* [SET EXERCISE] Wherever the word "JSON" shows up in a line, please copy that line.

Dataset listings of figures

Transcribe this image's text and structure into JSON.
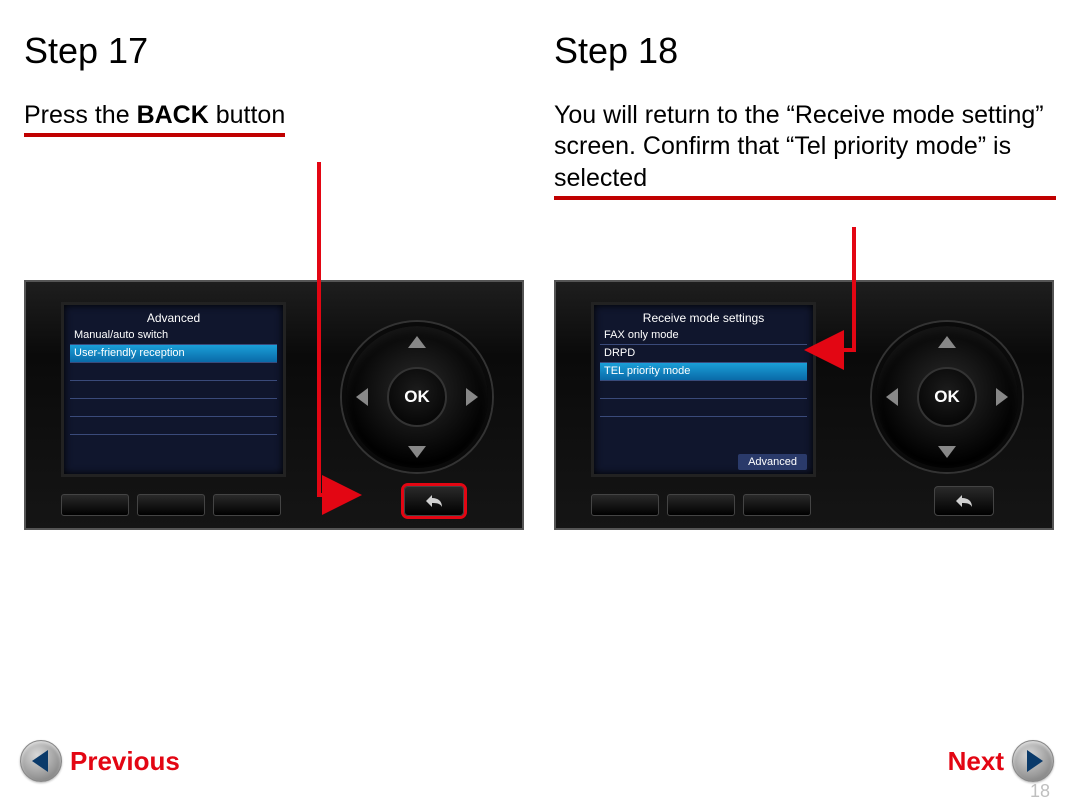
{
  "accent_color": "#c00000",
  "nav_label_color": "#e30613",
  "page_number": "18",
  "left": {
    "heading": "Step 17",
    "instruction_pre": "Press the ",
    "instruction_bold": "BACK",
    "instruction_post": " button",
    "lcd": {
      "title": "Advanced",
      "rows": [
        {
          "label": "Manual/auto switch",
          "selected": false
        },
        {
          "label": "User-friendly reception",
          "selected": true
        },
        {
          "label": "",
          "selected": false
        },
        {
          "label": "",
          "selected": false
        },
        {
          "label": "",
          "selected": false
        },
        {
          "label": "",
          "selected": false
        }
      ]
    },
    "ok_label": "OK",
    "back_highlight": true
  },
  "right": {
    "heading": "Step 18",
    "instruction_text": "You will return to the “Receive mode setting” screen. Confirm that “Tel priority mode” is selected",
    "lcd": {
      "title": "Receive mode settings",
      "rows": [
        {
          "label": "FAX only mode",
          "selected": false
        },
        {
          "label": "DRPD",
          "selected": false
        },
        {
          "label": "TEL priority mode",
          "selected": true
        },
        {
          "label": "",
          "selected": false
        },
        {
          "label": "",
          "selected": false
        }
      ],
      "softkey": "Advanced"
    },
    "ok_label": "OK",
    "back_highlight": false
  },
  "nav": {
    "prev": "Previous",
    "next": "Next"
  }
}
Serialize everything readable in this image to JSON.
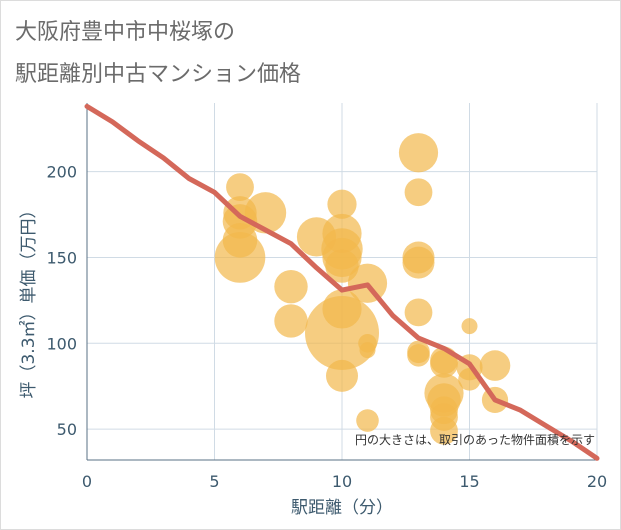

* [SOLUTION FOR THIS TASK]
Transcribe this image's text and structure into JSON.
Serialize everything readable in this image to JSON.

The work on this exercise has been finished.